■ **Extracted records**
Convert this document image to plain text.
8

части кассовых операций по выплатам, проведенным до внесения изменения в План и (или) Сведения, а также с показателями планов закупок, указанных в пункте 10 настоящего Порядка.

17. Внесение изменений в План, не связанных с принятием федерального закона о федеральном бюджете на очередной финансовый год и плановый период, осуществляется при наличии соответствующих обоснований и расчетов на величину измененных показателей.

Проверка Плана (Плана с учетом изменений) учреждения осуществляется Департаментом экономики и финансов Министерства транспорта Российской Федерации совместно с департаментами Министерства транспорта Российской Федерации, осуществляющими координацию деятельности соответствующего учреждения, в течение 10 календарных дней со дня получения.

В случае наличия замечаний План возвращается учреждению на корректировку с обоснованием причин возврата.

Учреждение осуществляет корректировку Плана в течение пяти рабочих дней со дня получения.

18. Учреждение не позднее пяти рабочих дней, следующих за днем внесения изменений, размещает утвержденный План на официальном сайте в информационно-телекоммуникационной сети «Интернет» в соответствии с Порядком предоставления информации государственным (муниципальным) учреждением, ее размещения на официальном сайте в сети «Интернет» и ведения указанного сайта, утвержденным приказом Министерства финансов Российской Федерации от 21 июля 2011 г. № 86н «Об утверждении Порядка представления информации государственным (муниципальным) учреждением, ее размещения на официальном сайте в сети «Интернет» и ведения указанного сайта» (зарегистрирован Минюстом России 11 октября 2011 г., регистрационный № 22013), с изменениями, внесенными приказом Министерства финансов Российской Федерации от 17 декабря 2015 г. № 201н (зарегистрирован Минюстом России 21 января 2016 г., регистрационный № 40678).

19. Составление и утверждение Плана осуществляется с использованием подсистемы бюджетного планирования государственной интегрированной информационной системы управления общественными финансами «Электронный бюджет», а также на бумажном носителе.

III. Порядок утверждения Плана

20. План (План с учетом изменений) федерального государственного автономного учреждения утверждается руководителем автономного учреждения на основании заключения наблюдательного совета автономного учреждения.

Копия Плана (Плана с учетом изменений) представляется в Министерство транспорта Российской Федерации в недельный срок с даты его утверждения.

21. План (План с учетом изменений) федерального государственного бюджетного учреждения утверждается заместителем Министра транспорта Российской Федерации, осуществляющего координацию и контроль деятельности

■ **Exercise aim**
Write the data out again in full and exactly.

■ **The reply**
Convert this document image to plain text.
8

части кассовых операций по выплатам, проведенным до внесения изменения в План и (или) Сведения, а также с показателями планов закупок, указанных в пункте 10 настоящего Порядка.

17. Внесение изменений в План, не связанных с принятием федерального закона о федеральном бюджете на очередной финансовый год и плановый период, осуществляется при наличии соответствующих обоснований и расчетов на величину измененных показателей.

Проверка Плана (Плана с учетом изменений) учреждения осуществляется Департаментом экономики и финансов Министерства транспорта Российской Федерации совместно с департаментами Министерства транспорта Российской Федерации, осуществляющими координацию деятельности соответствующего учреждения, в течение 10 календарных дней со дня получения.

В случае наличия замечаний План возвращается учреждению на корректировку с обоснованием причин возврата.

Учреждение осуществляет корректировку Плана в течение пяти рабочих дней со дня получения.

18. Учреждение не позднее пяти рабочих дней, следующих за днем внесения изменений, размещает утвержденный План на официальном сайте в информационно-телекоммуникационной сети «Интернет» в соответствии с Порядком предоставления информации государственным (муниципальным) учреждением, ее размещения на официальном сайте в сети «Интернет» и ведения указанного сайта, утвержденным приказом Министерства финансов Российской Федерации от 21 июля 2011 г. № 86н «Об утверждении Порядка представления информации государственным (муниципальным) учреждением, ее размещения на официальном сайте в сети «Интернет» и ведения указанного сайта» (зарегистрирован Минюстом России 11 октября 2011 г., регистрационный № 22013), с изменениями, внесенными приказом Министерства финансов Российской Федерации от 17 декабря 2015 г. № 201н (зарегистрирован Минюстом России 21 января 2016 г., регистрационный № 40678).

19. Составление и утверждение Плана осуществляется с использованием подсистемы бюджетного планирования государственной интегрированной информационной системы управления общественными финансами «Электронный бюджет», а также на бумажном носителе.

III. Порядок утверждения Плана

20. План (План с учетом изменений) федерального государственного автономного учреждения утверждается руководителем автономного учреждения на основании заключения наблюдательного совета автономного учреждения.

Копия Плана (Плана с учетом изменений) представляется в Министерство транспорта Российской Федерации в недельный срок с даты его утверждения.

21. План (План с учетом изменений) федерального государственного бюджетного учреждения утверждается заместителем Министра транспорта Российской Федерации, осуществляющего координацию и контроль деятельности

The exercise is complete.